#### DATA LISTING ####

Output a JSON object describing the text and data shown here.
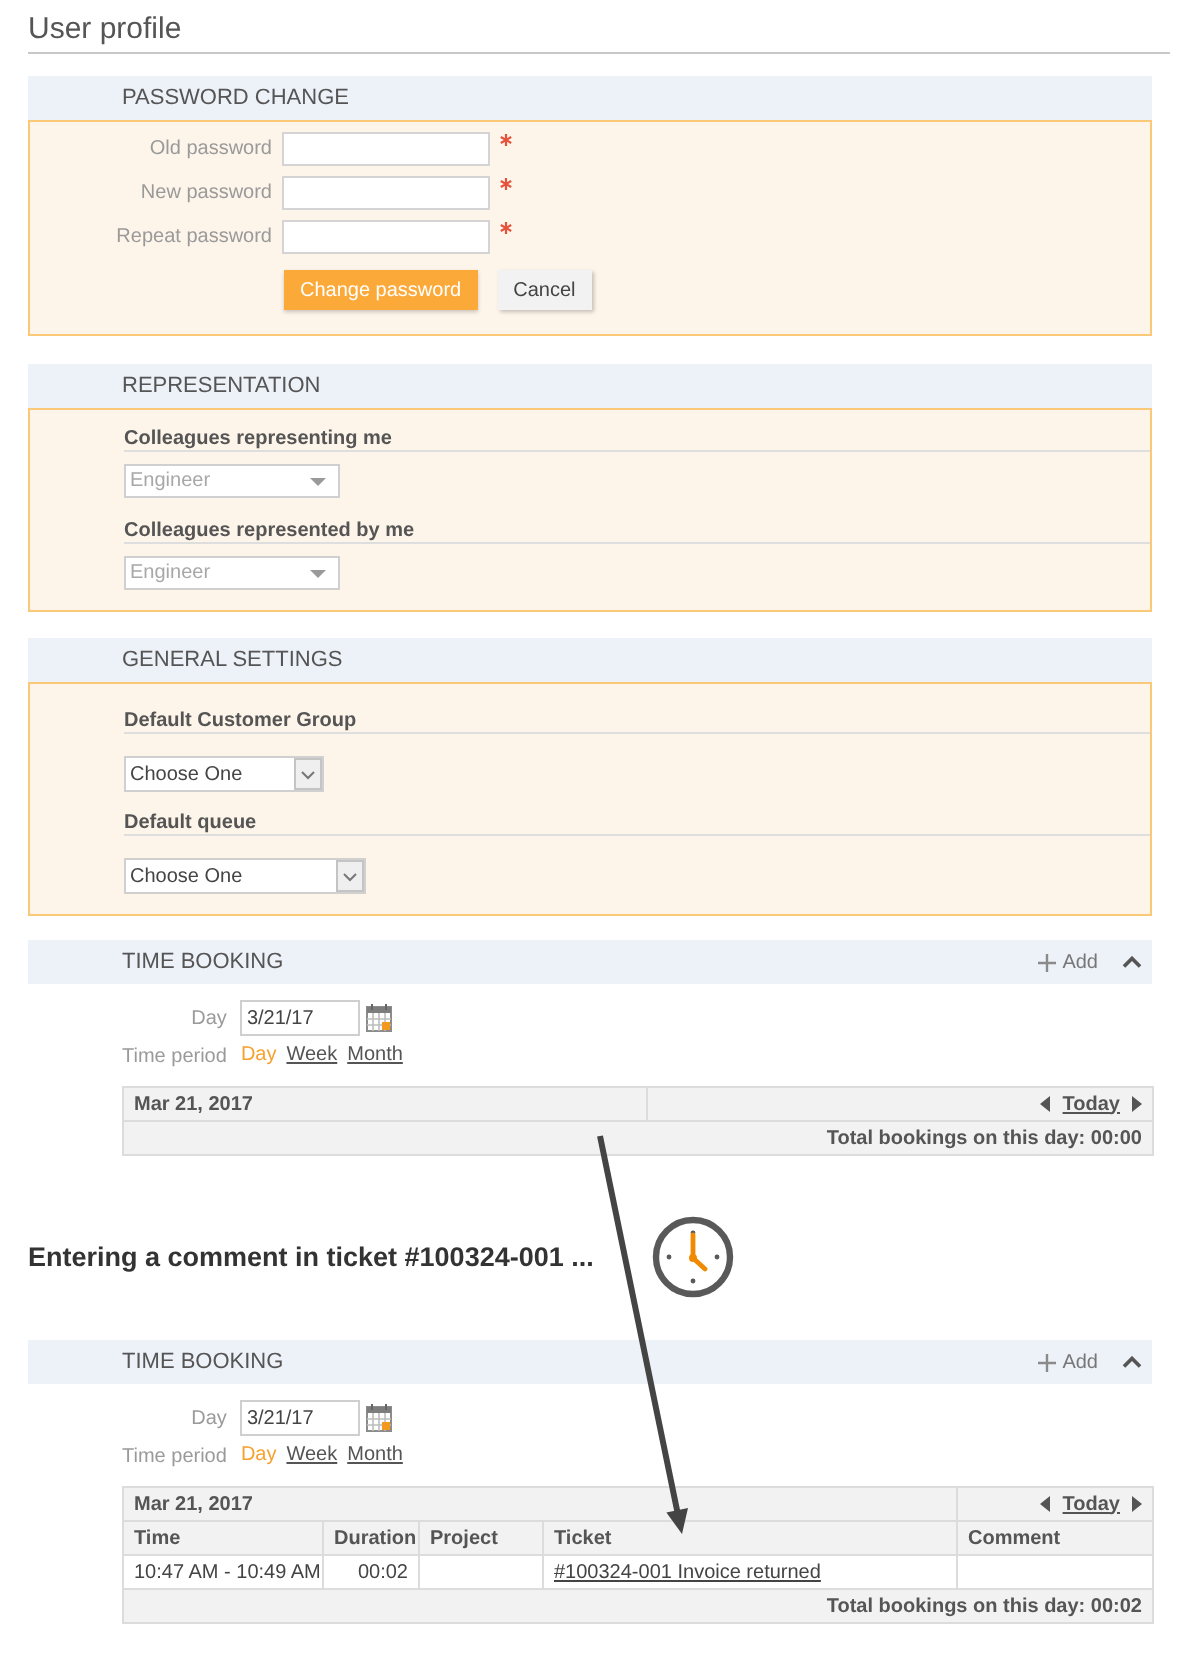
{
  "page_title": "User profile",
  "password_change": {
    "title": "PASSWORD CHANGE",
    "fields": [
      {
        "label": "Old password",
        "required": true
      },
      {
        "label": "New password",
        "required": true
      },
      {
        "label": "Repeat password",
        "required": true
      }
    ],
    "buttons": [
      {
        "label": "Change password",
        "kind": "primary"
      },
      {
        "label": "Cancel",
        "kind": "secondary"
      }
    ]
  },
  "representation": {
    "title": "REPRESENTATION",
    "groups": [
      {
        "label": "Colleagues representing me",
        "select": {
          "value": "Engineer",
          "disabled": true
        }
      },
      {
        "label": "Colleagues represented by me",
        "select": {
          "value": "Engineer",
          "disabled": true
        }
      }
    ]
  },
  "general_settings": {
    "title": "GENERAL SETTINGS",
    "groups": [
      {
        "label": "Default Customer Group",
        "select": {
          "value": "Choose One",
          "disabled": false
        }
      },
      {
        "label": "Default queue",
        "select": {
          "value": "Choose One",
          "disabled": false
        }
      }
    ]
  },
  "time_booking_before": {
    "title": "TIME BOOKING",
    "add_label": "Add",
    "expanded": true,
    "day": {
      "label": "Day",
      "value": "3/21/17"
    },
    "period": {
      "label": "Time period",
      "options": [
        {
          "label": "Day",
          "selected": true
        },
        {
          "label": "Week",
          "selected": false
        },
        {
          "label": "Month",
          "selected": false
        }
      ]
    },
    "table": {
      "date": "Mar 21, 2017",
      "nav_label": "Today",
      "total": "Total bookings on this day: 00:00"
    }
  },
  "annotation": "Entering a comment in ticket #100324-001 ...",
  "time_booking_after": {
    "title": "TIME BOOKING",
    "add_label": "Add",
    "expanded": true,
    "day": {
      "label": "Day",
      "value": "3/21/17"
    },
    "period": {
      "label": "Time period",
      "options": [
        {
          "label": "Day",
          "selected": true
        },
        {
          "label": "Week",
          "selected": false
        },
        {
          "label": "Month",
          "selected": false
        }
      ]
    },
    "table": {
      "date": "Mar 21, 2017",
      "nav_label": "Today",
      "columns": [
        {
          "label": "Time",
          "kind": "text"
        },
        {
          "label": "Duration",
          "kind": "number"
        },
        {
          "label": "Project",
          "kind": "text"
        },
        {
          "label": "Ticket",
          "kind": "link"
        },
        {
          "label": "Comment",
          "kind": "text"
        }
      ],
      "rows": [
        {
          "cells": [
            "10:47 AM - 10:49 AM",
            "00:02",
            null,
            "#100324-001 Invoice returned",
            null
          ]
        }
      ],
      "total": "Total bookings on this day: 00:02"
    }
  }
}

####

Pull out each line of the entries that contains "total".

      "total": "Total bookings on this day: 00:00"
      "total": "Total bookings on this day: 00:02"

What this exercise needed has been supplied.